> _WHAT TO PRODUCE_
Copy out every line of the data below word for word, but leave out the pictures.

###

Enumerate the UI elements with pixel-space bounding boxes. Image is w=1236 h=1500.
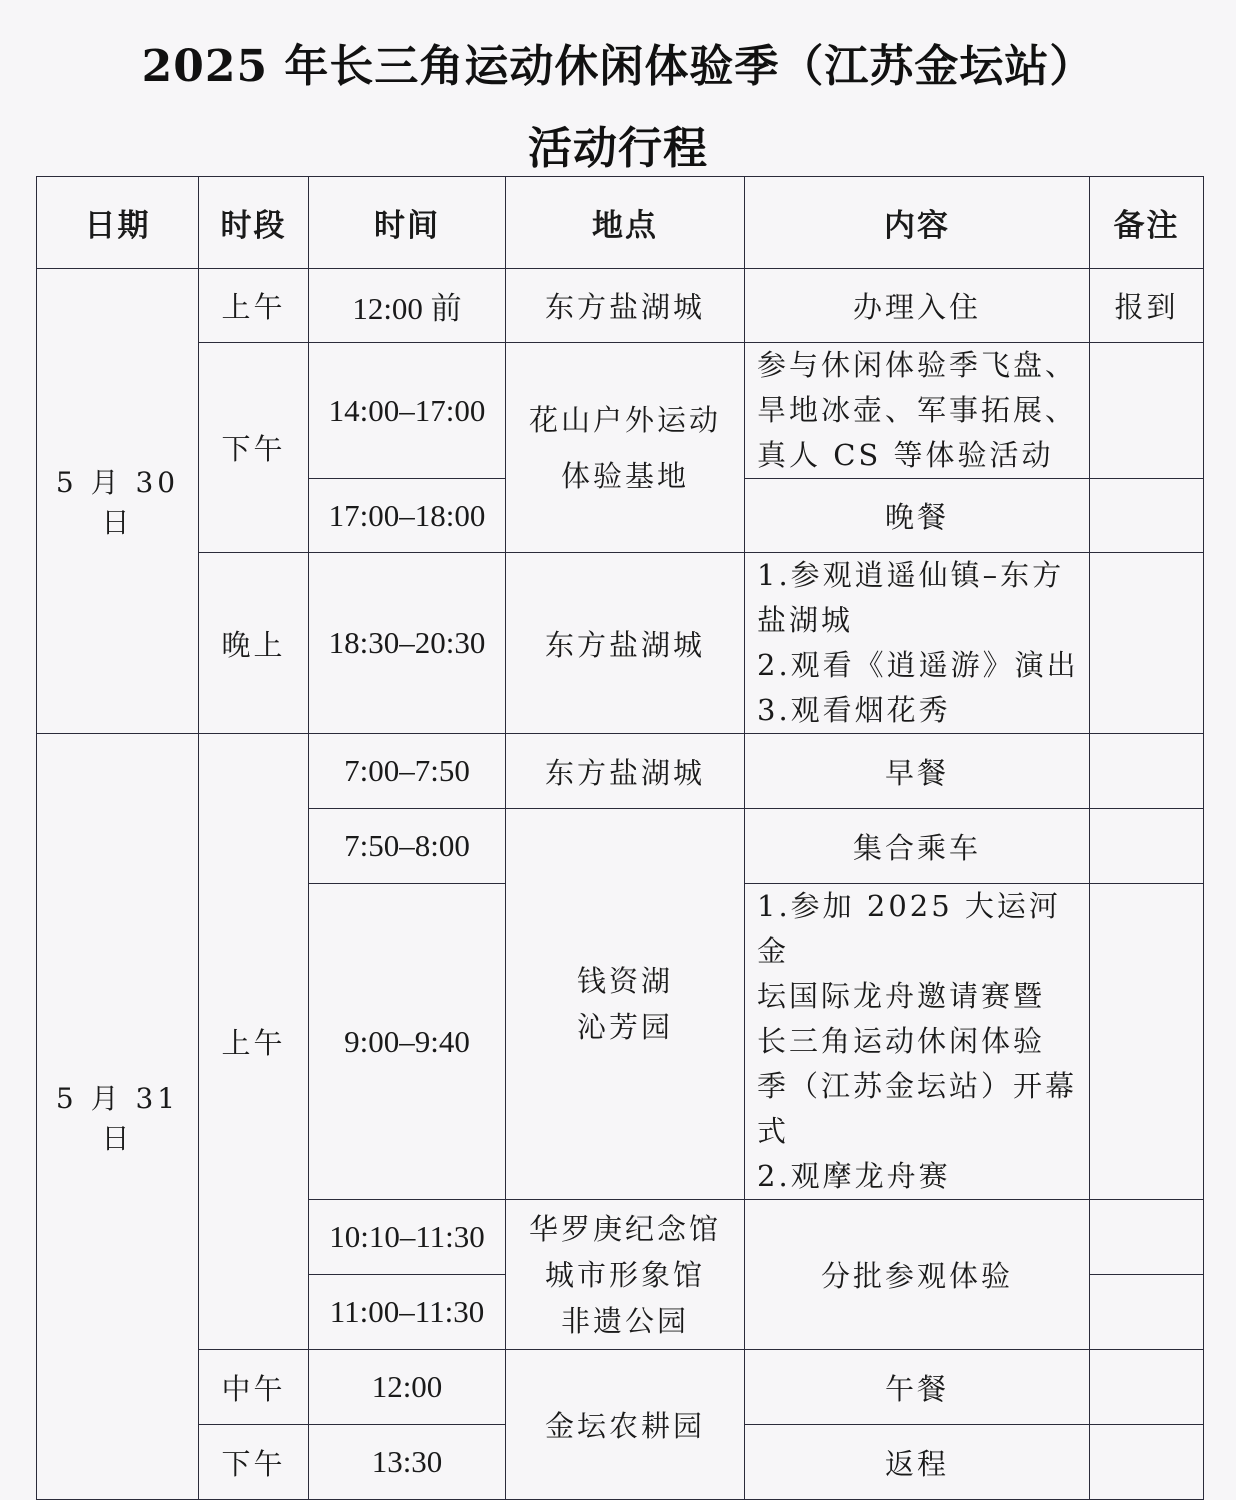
table-row: [37, 269, 1204, 343]
content-line: 2.观摩龙舟赛: [757, 1159, 951, 1193]
table-row: [37, 734, 1204, 809]
note-cell: [1090, 809, 1204, 884]
time-cell: 18:30–20:30: [309, 553, 506, 734]
place-line: 花山户外运动: [528, 402, 721, 437]
note-cell: [1090, 1200, 1204, 1275]
page-subtitle: 活动行程: [528, 123, 708, 174]
content-line: 季（江苏金坛站）开幕: [757, 1069, 1078, 1103]
place-line: 非遗公园: [560, 1303, 689, 1338]
content-line: 式: [757, 1114, 790, 1148]
content-cell: 分批参观体验: [745, 1200, 1090, 1350]
content-cell: 集合乘车: [745, 809, 1090, 884]
place-line: 钱资湖: [576, 964, 673, 998]
content-line: 参与休闲体验季飞盘、: [757, 348, 1078, 382]
header-period: 时段: [199, 177, 309, 269]
place-cell: 金坛农耕园: [506, 1350, 745, 1500]
content-line: 3.观看烟花秀: [757, 693, 951, 727]
time-cell: 14:00–17:00: [309, 343, 506, 479]
note-cell: [1090, 1350, 1204, 1425]
time-cell: 7:50–8:00: [309, 809, 506, 884]
place-cell: 东方盐湖城: [506, 553, 745, 734]
place-line: 城市形象馆: [544, 1257, 705, 1292]
content-cell: 午餐: [745, 1350, 1090, 1425]
time-cell: 13:30: [309, 1425, 506, 1500]
header-content: 内容: [745, 177, 1090, 269]
header-date: 日期: [37, 177, 199, 269]
content-line: 长三角运动休闲体验: [757, 1024, 1046, 1058]
place-cell: 东方盐湖城: [506, 269, 745, 343]
place-line: 沁芳园: [576, 1010, 673, 1044]
period-cell: 晚上: [199, 553, 309, 734]
date-cell: 5 月 30 日: [37, 269, 199, 734]
note-cell: [1090, 734, 1204, 809]
time-cell: 12:00 前: [309, 269, 506, 343]
period-cell: 上午: [199, 734, 309, 1350]
content-cell: [745, 553, 1090, 734]
period-cell: 下午: [199, 1425, 309, 1500]
note-cell: 报到: [1090, 269, 1204, 343]
time-cell: 11:00–11:30: [309, 1275, 506, 1350]
schedule-table: [36, 176, 1204, 1500]
page-title: 2025 年长三角运动休闲体验季（江苏金坛站）: [141, 41, 1095, 92]
table-row: [37, 343, 1204, 479]
header-time: 时间: [309, 177, 506, 269]
content-line: 坛国际龙舟邀请赛暨: [757, 979, 1046, 1013]
table-row: [37, 1350, 1204, 1425]
time-cell: 9:00–9:40: [309, 884, 506, 1200]
table-header-row: [37, 177, 1204, 269]
content-cell: [745, 343, 1090, 479]
content-cell: 办理入住: [745, 269, 1090, 343]
place-line: 体验基地: [560, 458, 689, 493]
content-cell: [745, 884, 1090, 1200]
content-cell: 返程: [745, 1425, 1090, 1500]
period-cell: 中午: [199, 1350, 309, 1425]
content-line: 1.参加 2025 大运河金: [757, 889, 1061, 968]
content-cell: 晚餐: [745, 479, 1090, 553]
time-cell: 17:00–18:00: [309, 479, 506, 553]
note-cell: [1090, 884, 1204, 1200]
time-cell: 7:00–7:50: [309, 734, 506, 809]
content-line: 2.观看《逍遥游》演出: [757, 648, 1079, 682]
time-cell: 12:00: [309, 1350, 506, 1425]
content-cell: 早餐: [745, 734, 1090, 809]
table-row: [37, 553, 1204, 734]
date-cell: 5 月 31 日: [37, 734, 199, 1500]
period-cell: 上午: [199, 269, 309, 343]
period-cell: 下午: [199, 343, 309, 553]
note-cell: [1090, 479, 1204, 553]
content-line: 1.参观逍遥仙镇–东方: [757, 558, 1065, 592]
place-line: 华罗庚纪念馆: [528, 1211, 721, 1246]
place-cell: [506, 1200, 745, 1350]
header-place: 地点: [506, 177, 745, 269]
note-cell: [1090, 1275, 1204, 1350]
place-cell: 东方盐湖城: [506, 734, 745, 809]
note-cell: [1090, 553, 1204, 734]
content-line: 真人 CS 等体验活动: [757, 438, 1054, 472]
note-cell: [1090, 1425, 1204, 1500]
content-line: 盐湖城: [757, 603, 854, 637]
note-cell: [1090, 343, 1204, 479]
content-line: 旱地冰壶、军事拓展、: [757, 393, 1078, 427]
place-cell: [506, 809, 745, 1200]
place-cell: [506, 343, 745, 553]
time-cell: 10:10–11:30: [309, 1200, 506, 1275]
header-note: 备注: [1090, 177, 1204, 269]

###

> _EXPECTED ANSWER_
Enumerate the UI elements with pixel-space bounding boxes. Image is w=1236 h=1500.
table-row: [37, 269, 1204, 343]
content-line: 2.观摩龙舟赛: [757, 1159, 951, 1193]
table-row: [37, 734, 1204, 809]
note-cell: [1090, 809, 1204, 884]
time-cell: 18:30–20:30: [309, 553, 506, 734]
place-line: 花山户外运动: [528, 402, 721, 437]
note-cell: [1090, 1200, 1204, 1275]
page-subtitle: 活动行程: [528, 123, 708, 174]
content-line: 季（江苏金坛站）开幕: [757, 1069, 1078, 1103]
place-line: 非遗公园: [560, 1303, 689, 1338]
content-line: 式: [757, 1114, 790, 1148]
content-cell: 分批参观体验: [745, 1200, 1090, 1350]
content-cell: 集合乘车: [745, 809, 1090, 884]
place-line: 钱资湖: [576, 964, 673, 998]
content-line: 参与休闲体验季飞盘、: [757, 348, 1078, 382]
header-period: 时段: [199, 177, 309, 269]
place-cell: 金坛农耕园: [506, 1350, 745, 1500]
content-line: 3.观看烟花秀: [757, 693, 951, 727]
time-cell: 14:00–17:00: [309, 343, 506, 479]
note-cell: [1090, 1350, 1204, 1425]
time-cell: 7:50–8:00: [309, 809, 506, 884]
place-cell: 东方盐湖城: [506, 553, 745, 734]
place-line: 城市形象馆: [544, 1257, 705, 1292]
content-cell: 午餐: [745, 1350, 1090, 1425]
time-cell: 13:30: [309, 1425, 506, 1500]
header-content: 内容: [745, 177, 1090, 269]
header-date: 日期: [37, 177, 199, 269]
content-line: 长三角运动休闲体验: [757, 1024, 1046, 1058]
place-cell: 东方盐湖城: [506, 269, 745, 343]
place-line: 沁芳园: [576, 1010, 673, 1044]
period-cell: 晚上: [199, 553, 309, 734]
date-cell: 5 月 30 日: [37, 269, 199, 734]
note-cell: [1090, 734, 1204, 809]
time-cell: 12:00 前: [309, 269, 506, 343]
period-cell: 上午: [199, 734, 309, 1350]
content-cell: [745, 553, 1090, 734]
period-cell: 下午: [199, 1425, 309, 1500]
note-cell: 报到: [1090, 269, 1204, 343]
time-cell: 11:00–11:30: [309, 1275, 506, 1350]
schedule-table: [36, 176, 1204, 1500]
page-title: 2025 年长三角运动休闲体验季（江苏金坛站）: [141, 41, 1095, 92]
table-row: [37, 343, 1204, 479]
header-time: 时间: [309, 177, 506, 269]
content-line: 坛国际龙舟邀请赛暨: [757, 979, 1046, 1013]
table-row: [37, 1350, 1204, 1425]
time-cell: 9:00–9:40: [309, 884, 506, 1200]
table-header-row: [37, 177, 1204, 269]
content-cell: [745, 343, 1090, 479]
content-cell: 办理入住: [745, 269, 1090, 343]
place-line: 体验基地: [560, 458, 689, 493]
content-cell: [745, 884, 1090, 1200]
content-cell: 返程: [745, 1425, 1090, 1500]
period-cell: 中午: [199, 1350, 309, 1425]
content-line: 1.参加 2025 大运河金: [757, 889, 1061, 968]
content-cell: 晚餐: [745, 479, 1090, 553]
time-cell: 17:00–18:00: [309, 479, 506, 553]
note-cell: [1090, 884, 1204, 1200]
time-cell: 7:00–7:50: [309, 734, 506, 809]
content-line: 2.观看《逍遥游》演出: [757, 648, 1079, 682]
time-cell: 12:00: [309, 1350, 506, 1425]
content-cell: 早餐: [745, 734, 1090, 809]
table-row: [37, 553, 1204, 734]
date-cell: 5 月 31 日: [37, 734, 199, 1500]
period-cell: 上午: [199, 269, 309, 343]
period-cell: 下午: [199, 343, 309, 553]
note-cell: [1090, 479, 1204, 553]
content-line: 1.参观逍遥仙镇–东方: [757, 558, 1065, 592]
place-line: 华罗庚纪念馆: [528, 1211, 721, 1246]
place-cell: [506, 1200, 745, 1350]
header-place: 地点: [506, 177, 745, 269]
note-cell: [1090, 1275, 1204, 1350]
place-cell: 东方盐湖城: [506, 734, 745, 809]
note-cell: [1090, 553, 1204, 734]
content-line: 真人 CS 等体验活动: [757, 438, 1054, 472]
note-cell: [1090, 1425, 1204, 1500]
content-line: 盐湖城: [757, 603, 854, 637]
note-cell: [1090, 343, 1204, 479]
content-line: 旱地冰壶、军事拓展、: [757, 393, 1078, 427]
place-cell: [506, 809, 745, 1200]
place-cell: [506, 343, 745, 553]
time-cell: 10:10–11:30: [309, 1200, 506, 1275]
header-note: 备注: [1090, 177, 1204, 269]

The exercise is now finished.